## Start Data for the task

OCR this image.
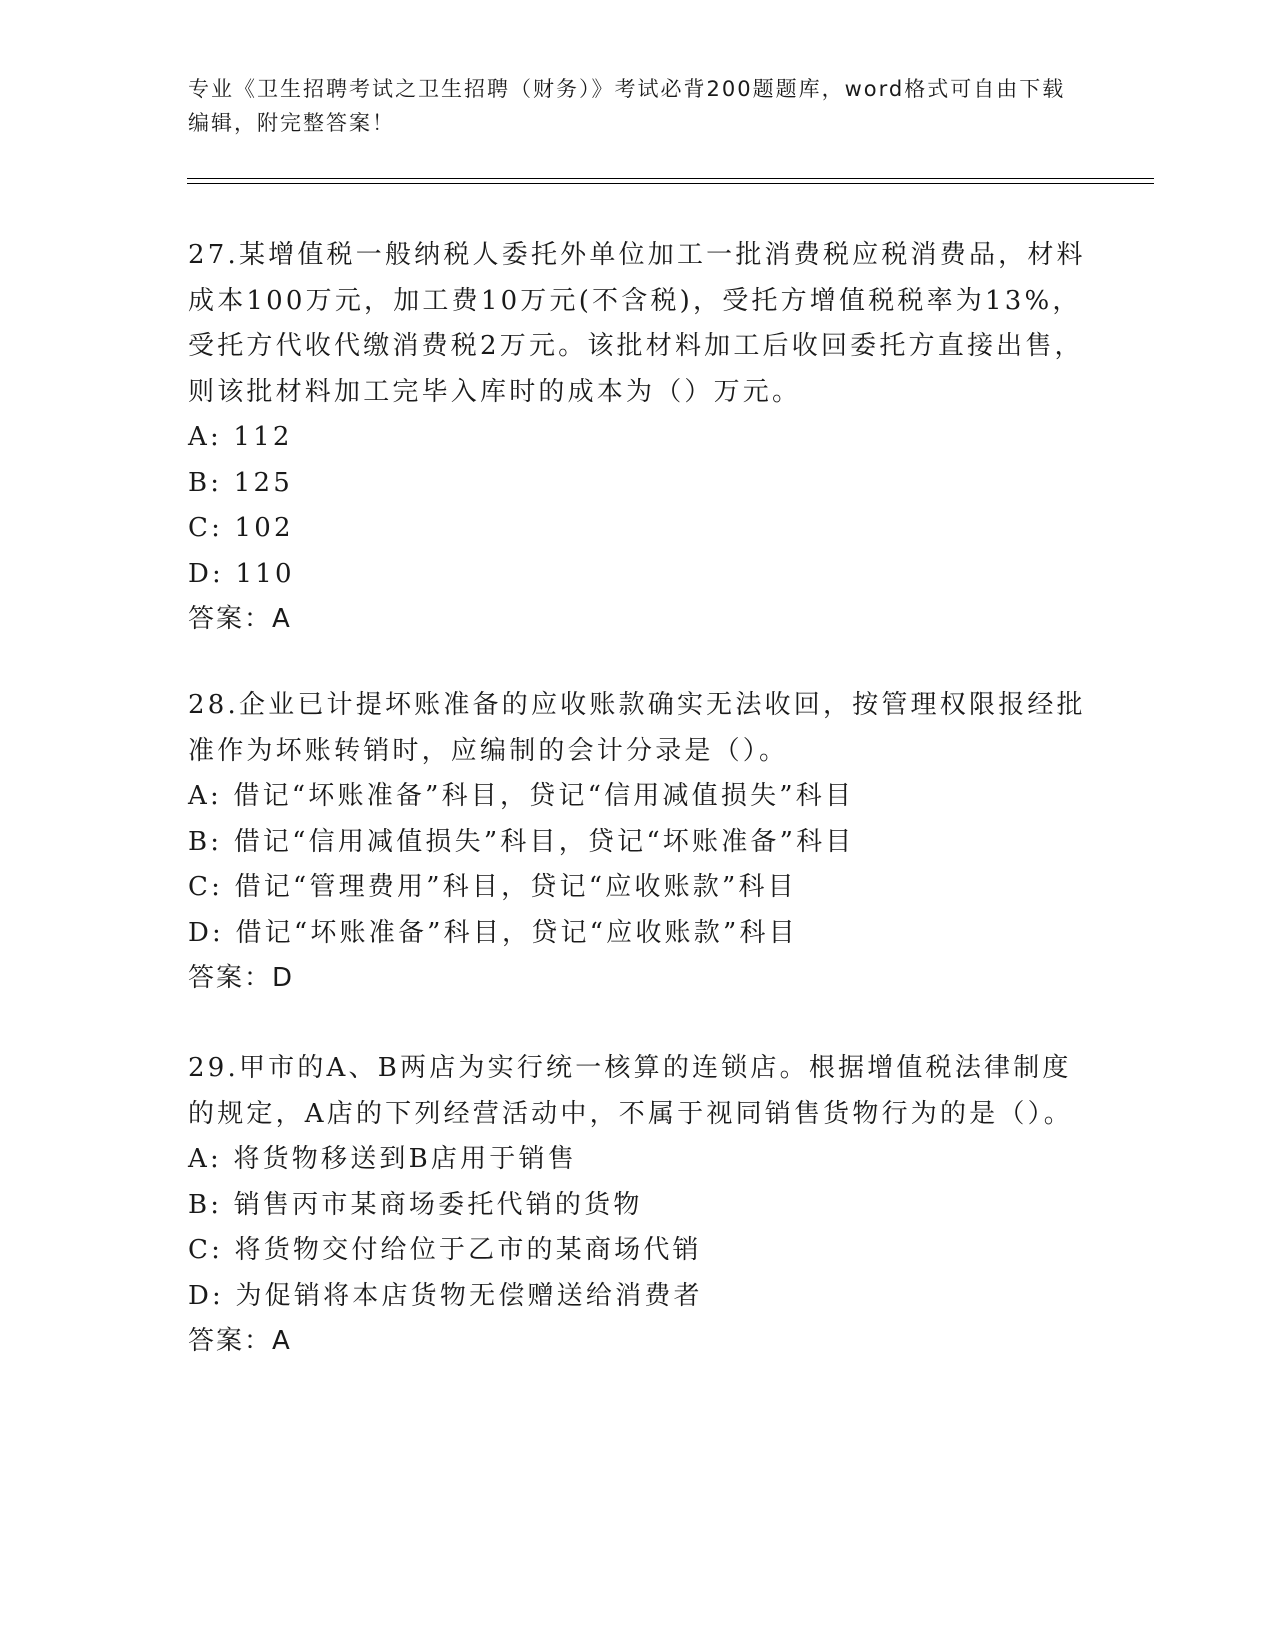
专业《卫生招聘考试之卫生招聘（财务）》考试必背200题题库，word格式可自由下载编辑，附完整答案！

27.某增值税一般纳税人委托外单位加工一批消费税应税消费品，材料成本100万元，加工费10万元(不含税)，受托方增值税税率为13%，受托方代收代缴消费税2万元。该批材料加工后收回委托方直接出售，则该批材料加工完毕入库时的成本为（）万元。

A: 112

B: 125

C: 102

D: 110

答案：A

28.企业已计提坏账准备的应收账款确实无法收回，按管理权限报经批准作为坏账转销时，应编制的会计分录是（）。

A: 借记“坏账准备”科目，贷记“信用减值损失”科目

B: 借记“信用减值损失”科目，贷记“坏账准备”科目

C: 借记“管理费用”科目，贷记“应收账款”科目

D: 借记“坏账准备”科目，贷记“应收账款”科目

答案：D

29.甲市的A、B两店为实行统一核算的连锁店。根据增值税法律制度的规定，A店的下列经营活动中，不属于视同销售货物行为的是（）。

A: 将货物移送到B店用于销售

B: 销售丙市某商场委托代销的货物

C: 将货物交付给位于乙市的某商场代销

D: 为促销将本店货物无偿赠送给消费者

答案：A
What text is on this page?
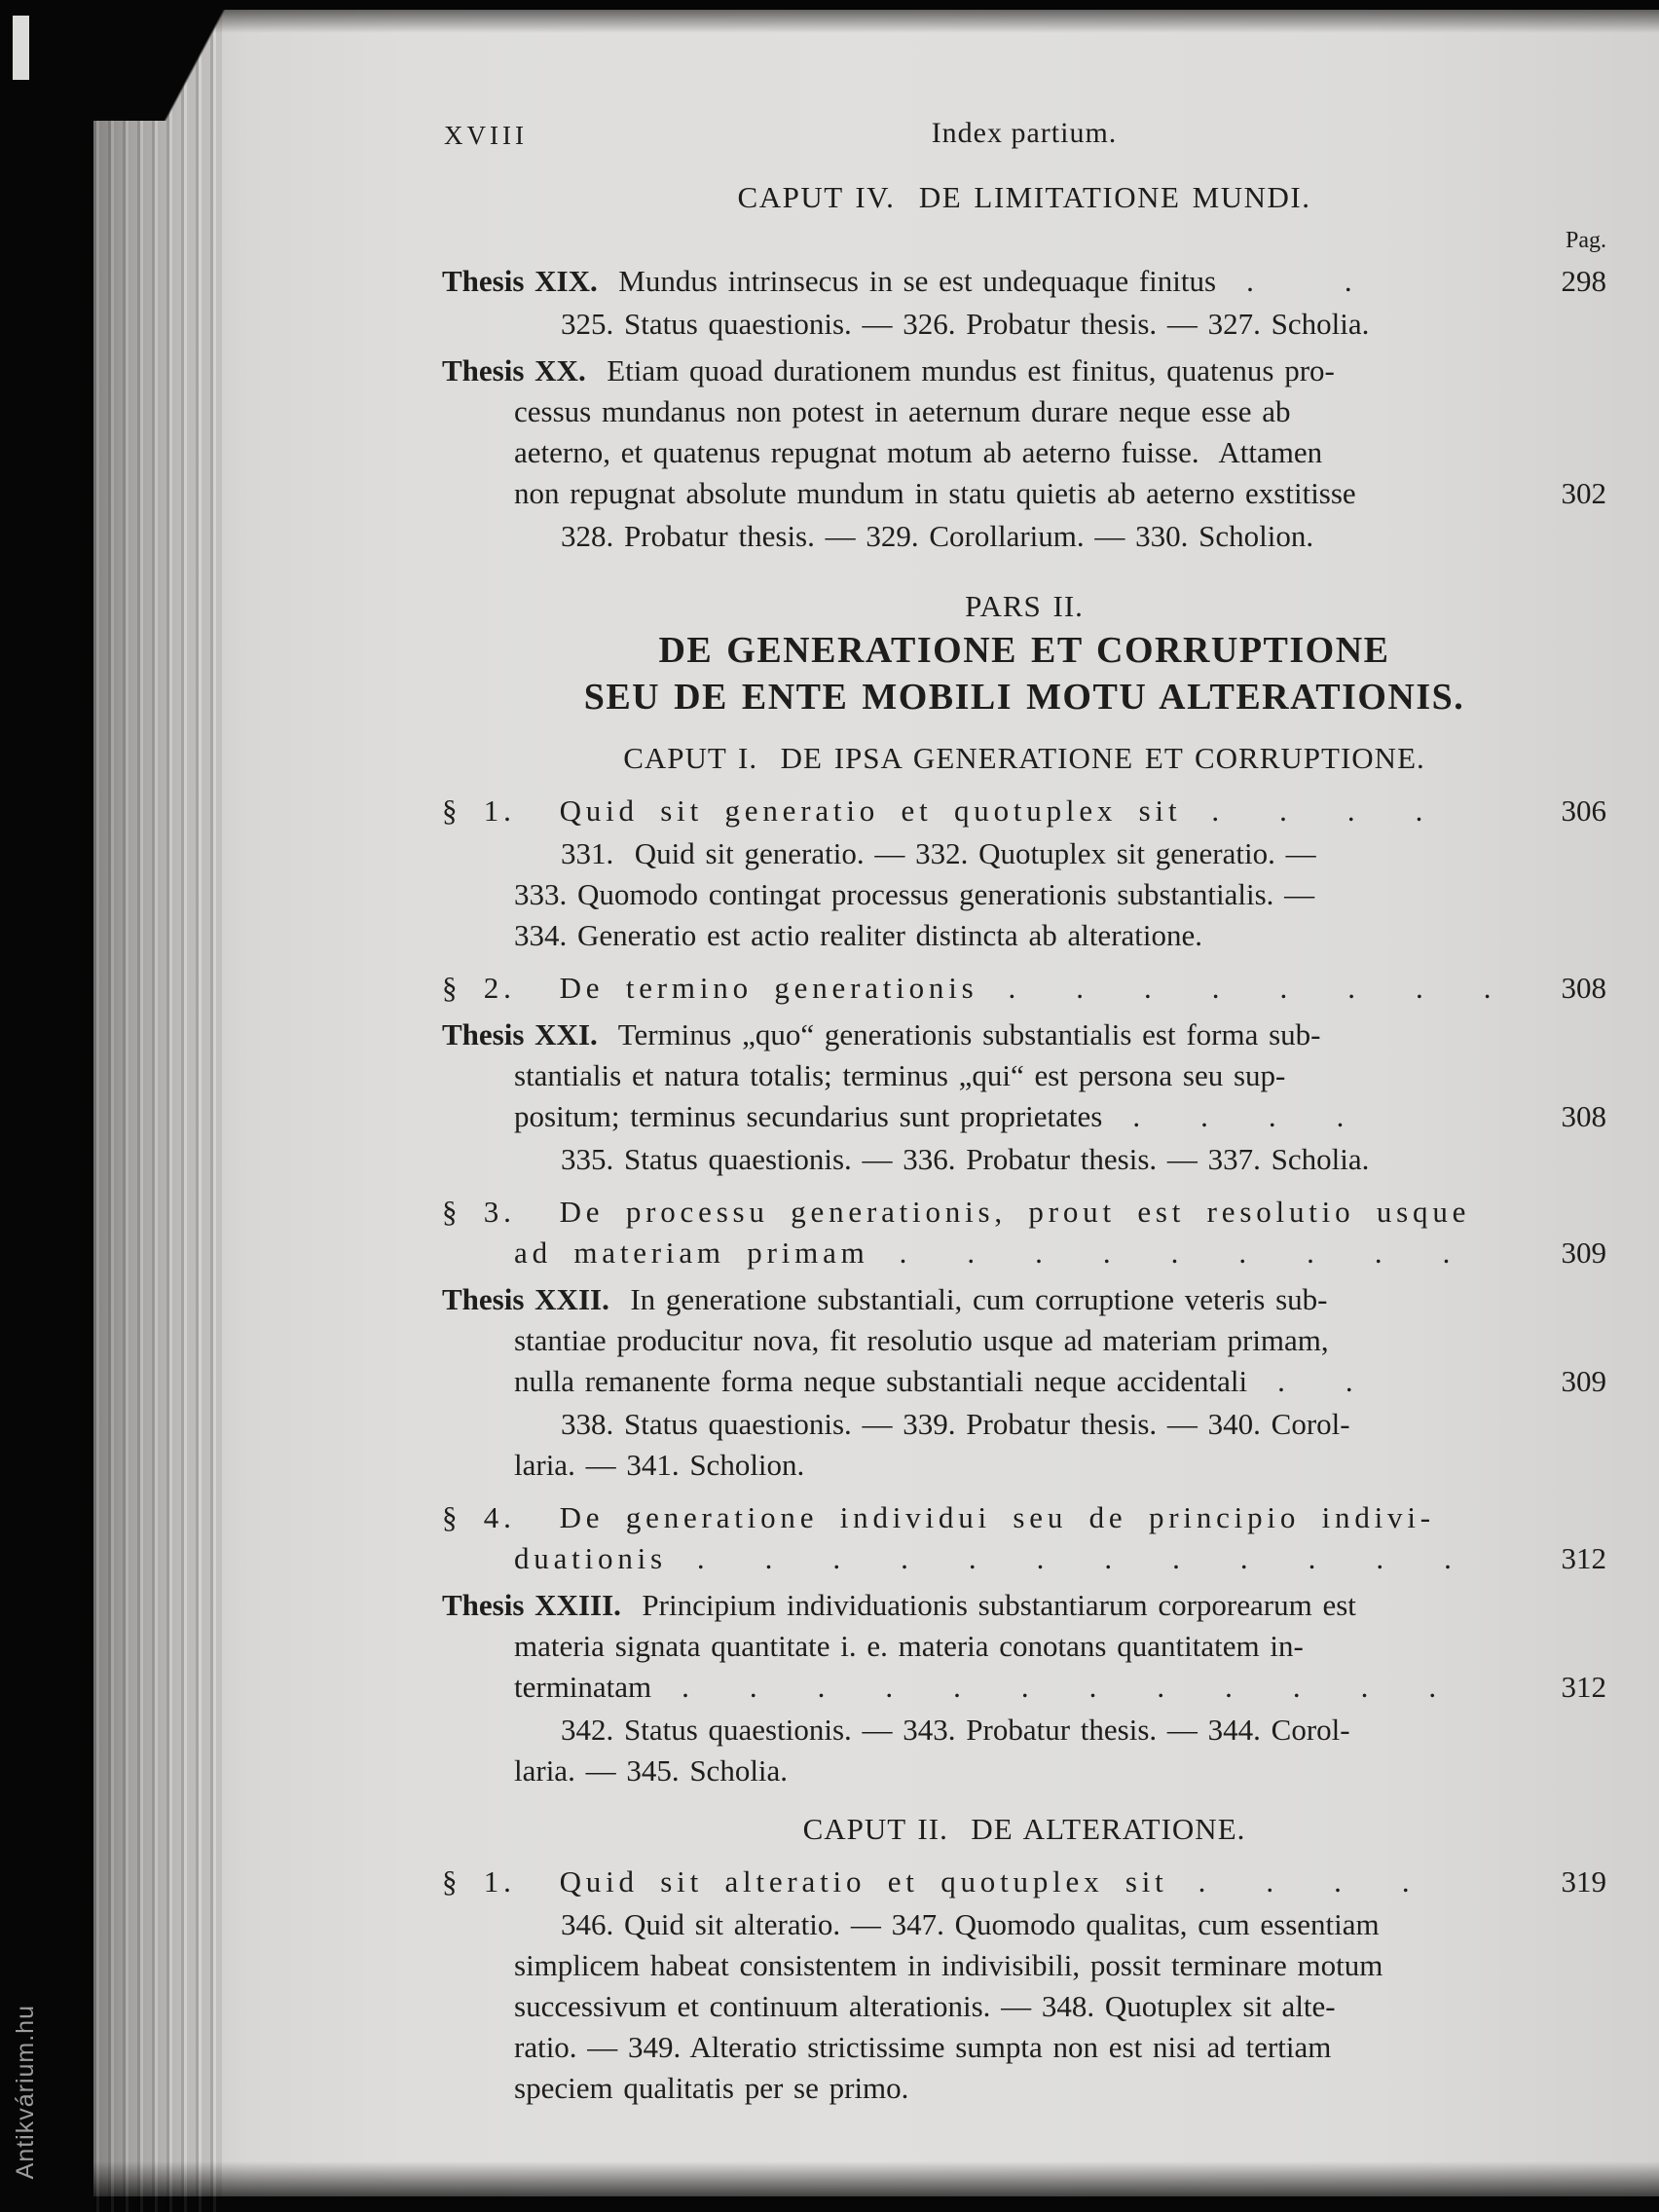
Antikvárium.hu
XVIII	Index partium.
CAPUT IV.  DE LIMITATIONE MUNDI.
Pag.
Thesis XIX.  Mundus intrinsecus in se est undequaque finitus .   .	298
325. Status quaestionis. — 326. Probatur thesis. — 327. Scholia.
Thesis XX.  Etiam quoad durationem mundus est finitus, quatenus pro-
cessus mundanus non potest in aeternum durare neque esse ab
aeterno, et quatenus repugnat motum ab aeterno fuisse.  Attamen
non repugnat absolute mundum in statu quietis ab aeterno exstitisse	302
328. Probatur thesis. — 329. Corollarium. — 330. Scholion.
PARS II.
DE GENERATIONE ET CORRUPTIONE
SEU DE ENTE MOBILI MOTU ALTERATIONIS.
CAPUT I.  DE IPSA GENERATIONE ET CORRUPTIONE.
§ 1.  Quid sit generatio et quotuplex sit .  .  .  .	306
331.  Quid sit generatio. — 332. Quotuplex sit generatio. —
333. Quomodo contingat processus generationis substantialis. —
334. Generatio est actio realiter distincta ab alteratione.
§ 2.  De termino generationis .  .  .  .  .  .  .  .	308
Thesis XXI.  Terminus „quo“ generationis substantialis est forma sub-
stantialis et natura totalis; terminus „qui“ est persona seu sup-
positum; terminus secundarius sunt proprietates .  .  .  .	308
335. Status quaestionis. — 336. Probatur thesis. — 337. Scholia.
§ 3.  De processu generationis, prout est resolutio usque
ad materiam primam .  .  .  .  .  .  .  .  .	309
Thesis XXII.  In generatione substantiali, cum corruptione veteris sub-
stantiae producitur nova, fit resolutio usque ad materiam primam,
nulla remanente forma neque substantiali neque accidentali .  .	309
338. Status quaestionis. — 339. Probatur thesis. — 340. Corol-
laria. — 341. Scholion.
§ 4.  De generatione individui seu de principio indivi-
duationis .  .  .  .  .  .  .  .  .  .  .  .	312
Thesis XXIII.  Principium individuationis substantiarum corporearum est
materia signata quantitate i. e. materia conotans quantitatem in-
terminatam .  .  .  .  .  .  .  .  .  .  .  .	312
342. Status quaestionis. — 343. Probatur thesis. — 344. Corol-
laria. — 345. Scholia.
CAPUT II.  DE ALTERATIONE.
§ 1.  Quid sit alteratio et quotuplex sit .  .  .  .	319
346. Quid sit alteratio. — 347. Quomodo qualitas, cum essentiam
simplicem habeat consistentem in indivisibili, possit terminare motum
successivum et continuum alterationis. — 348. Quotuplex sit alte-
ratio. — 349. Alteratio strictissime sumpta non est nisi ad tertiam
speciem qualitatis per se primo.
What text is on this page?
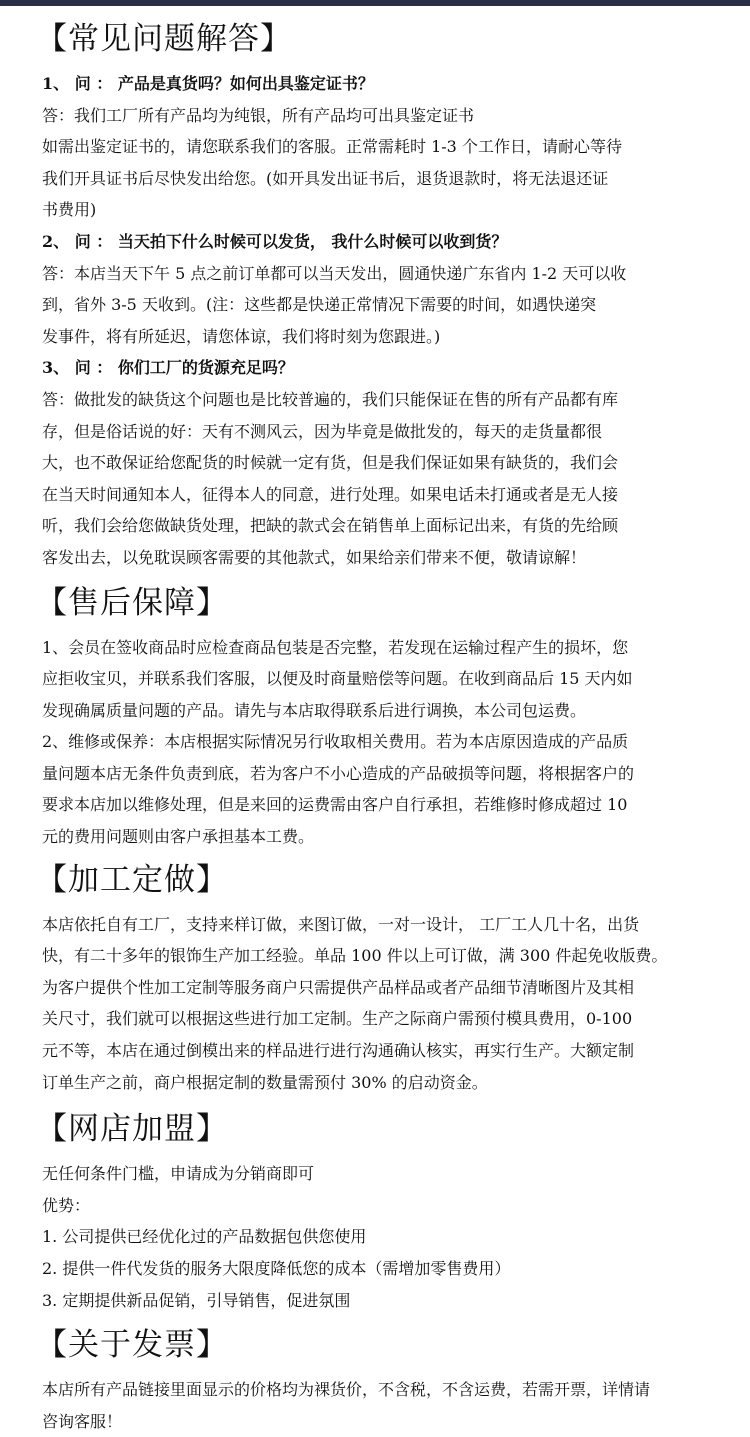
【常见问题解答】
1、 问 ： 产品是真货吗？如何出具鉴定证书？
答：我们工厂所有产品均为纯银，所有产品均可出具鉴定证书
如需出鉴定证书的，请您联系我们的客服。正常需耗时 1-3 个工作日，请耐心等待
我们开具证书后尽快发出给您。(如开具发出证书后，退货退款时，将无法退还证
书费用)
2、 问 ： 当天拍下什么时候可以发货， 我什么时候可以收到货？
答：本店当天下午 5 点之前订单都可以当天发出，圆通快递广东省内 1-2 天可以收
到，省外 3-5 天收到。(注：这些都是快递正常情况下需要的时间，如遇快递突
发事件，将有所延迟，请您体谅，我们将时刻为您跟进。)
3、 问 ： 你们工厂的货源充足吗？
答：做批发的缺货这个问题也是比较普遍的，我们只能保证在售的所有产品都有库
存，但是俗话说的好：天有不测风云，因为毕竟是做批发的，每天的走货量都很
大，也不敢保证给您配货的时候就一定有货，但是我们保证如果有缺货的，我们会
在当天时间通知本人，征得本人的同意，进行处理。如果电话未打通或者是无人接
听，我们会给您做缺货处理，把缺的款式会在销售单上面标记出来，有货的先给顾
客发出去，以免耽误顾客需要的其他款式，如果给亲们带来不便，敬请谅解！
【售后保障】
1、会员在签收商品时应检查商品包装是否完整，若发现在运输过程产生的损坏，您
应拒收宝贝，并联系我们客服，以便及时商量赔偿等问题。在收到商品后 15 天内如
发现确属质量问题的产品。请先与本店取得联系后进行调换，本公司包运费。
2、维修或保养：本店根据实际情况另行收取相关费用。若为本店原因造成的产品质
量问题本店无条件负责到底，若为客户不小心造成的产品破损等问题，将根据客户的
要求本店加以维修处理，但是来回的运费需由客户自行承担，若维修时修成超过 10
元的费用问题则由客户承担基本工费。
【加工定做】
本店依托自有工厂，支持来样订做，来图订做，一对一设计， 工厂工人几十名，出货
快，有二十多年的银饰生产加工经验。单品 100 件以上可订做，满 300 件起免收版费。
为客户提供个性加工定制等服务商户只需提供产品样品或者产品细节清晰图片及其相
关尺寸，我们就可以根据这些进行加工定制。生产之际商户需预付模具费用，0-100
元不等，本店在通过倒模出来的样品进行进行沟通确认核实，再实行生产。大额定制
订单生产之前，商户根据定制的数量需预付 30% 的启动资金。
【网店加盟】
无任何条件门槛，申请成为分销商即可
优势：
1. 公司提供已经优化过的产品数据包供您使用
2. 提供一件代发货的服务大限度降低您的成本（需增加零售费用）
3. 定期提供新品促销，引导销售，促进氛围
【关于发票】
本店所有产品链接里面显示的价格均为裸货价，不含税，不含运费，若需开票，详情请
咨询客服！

## End Data for the task

### Direction
Read through the entries and copy each line in which "materiam" appears.

### Final result
ad materiam primam .  .  .  .  .  .  .  .  .	309
stantiae producitur nova, fit resolutio usque ad materiam primam,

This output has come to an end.